WHAT IS BEING ASKED:
Reproduce the entries exactly.

== TASK INPUT ==

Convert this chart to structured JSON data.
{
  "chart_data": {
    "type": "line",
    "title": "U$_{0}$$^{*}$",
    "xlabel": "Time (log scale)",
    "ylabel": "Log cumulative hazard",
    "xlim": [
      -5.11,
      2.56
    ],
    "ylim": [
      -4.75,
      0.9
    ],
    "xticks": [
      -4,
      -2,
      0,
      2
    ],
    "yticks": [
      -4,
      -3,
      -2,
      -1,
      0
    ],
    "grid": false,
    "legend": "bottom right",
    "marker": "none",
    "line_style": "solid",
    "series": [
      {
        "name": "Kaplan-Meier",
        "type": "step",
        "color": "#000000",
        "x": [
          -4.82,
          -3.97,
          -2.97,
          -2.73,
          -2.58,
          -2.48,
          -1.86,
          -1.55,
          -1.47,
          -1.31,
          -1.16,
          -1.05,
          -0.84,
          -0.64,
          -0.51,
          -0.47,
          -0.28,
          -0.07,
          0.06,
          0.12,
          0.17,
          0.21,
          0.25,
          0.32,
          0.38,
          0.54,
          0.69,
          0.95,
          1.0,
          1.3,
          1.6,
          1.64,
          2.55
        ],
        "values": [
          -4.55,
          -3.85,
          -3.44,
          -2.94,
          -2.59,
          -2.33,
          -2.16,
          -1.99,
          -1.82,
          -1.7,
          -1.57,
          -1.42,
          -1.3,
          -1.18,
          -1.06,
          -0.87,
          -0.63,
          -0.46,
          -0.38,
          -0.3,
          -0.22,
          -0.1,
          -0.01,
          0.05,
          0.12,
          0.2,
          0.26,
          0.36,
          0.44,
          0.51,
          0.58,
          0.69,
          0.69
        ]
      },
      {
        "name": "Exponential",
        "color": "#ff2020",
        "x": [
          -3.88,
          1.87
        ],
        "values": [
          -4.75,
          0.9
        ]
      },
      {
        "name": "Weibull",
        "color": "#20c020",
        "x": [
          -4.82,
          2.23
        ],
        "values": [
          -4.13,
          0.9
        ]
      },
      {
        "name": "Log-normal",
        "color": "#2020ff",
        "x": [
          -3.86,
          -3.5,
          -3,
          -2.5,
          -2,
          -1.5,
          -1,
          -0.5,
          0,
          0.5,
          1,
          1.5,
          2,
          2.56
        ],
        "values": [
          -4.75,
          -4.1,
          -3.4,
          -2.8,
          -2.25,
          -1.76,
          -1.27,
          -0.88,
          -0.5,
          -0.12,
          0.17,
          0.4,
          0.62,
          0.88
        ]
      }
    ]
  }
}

===

RESULT:
Convert this chart to structured JSON data.
{
  "chart_data": {
    "type": "line",
    "title": "U$_{0}$$^{*}$",
    "xlabel": "Time (log scale)",
    "ylabel": "Log cumulative hazard",
    "xlim": [
      -5.11,
      2.56
    ],
    "ylim": [
      -4.75,
      0.9
    ],
    "xticks": [
      -4,
      -2,
      0,
      2
    ],
    "yticks": [
      -4,
      -3,
      -2,
      -1,
      0
    ],
    "grid": false,
    "legend": "bottom right",
    "marker": "none",
    "line_style": "solid",
    "series": [
      {
        "name": "Kaplan-Meier",
        "type": "step",
        "color": "#000000",
        "x": [
          -4.82,
          -3.97,
          -2.97,
          -2.73,
          -2.58,
          -2.48,
          -1.86,
          -1.55,
          -1.47,
          -1.31,
          -1.16,
          -1.05,
          -0.84,
          -0.64,
          -0.51,
          -0.47,
          -0.28,
          -0.07,
          0.06,
          0.12,
          0.17,
          0.21,
          0.25,
          0.32,
          0.38,
          0.54,
          0.69,
          0.95,
          1.0,
          1.3,
          1.6,
          1.64,
          2.55
        ],
        "values": [
          -4.55,
          -3.85,
          -3.44,
          -2.94,
          -2.59,
          -2.33,
          -2.16,
          -1.99,
          -1.82,
          -1.7,
          -1.57,
          -1.42,
          -1.3,
          -1.18,
          -1.06,
          -0.87,
          -0.63,
          -0.46,
          -0.38,
          -0.3,
          -0.22,
          -0.1,
          -0.01,
          0.05,
          0.12,
          0.2,
          0.26,
          0.36,
          0.44,
          0.51,
          0.58,
          0.69,
          0.69
        ]
      },
      {
        "name": "Exponential",
        "color": "#ff2020",
        "x": [
          -3.88,
          1.87
        ],
        "values": [
          -4.75,
          0.9
        ]
      },
      {
        "name": "Weibull",
        "color": "#20c020",
        "x": [
          -4.82,
          2.23
        ],
        "values": [
          -4.13,
          0.9
        ]
      },
      {
        "name": "Log-normal",
        "color": "#2020ff",
        "x": [
          -3.86,
          -3.5,
          -3,
          -2.5,
          -2,
          -1.5,
          -1,
          -0.5,
          0,
          0.5,
          1,
          1.5,
          2,
          2.56
        ],
        "values": [
          -4.75,
          -4.1,
          -3.4,
          -2.8,
          -2.25,
          -1.76,
          -1.27,
          -0.88,
          -0.5,
          -0.12,
          0.17,
          0.4,
          0.62,
          0.88
        ]
      }
    ]
  }
}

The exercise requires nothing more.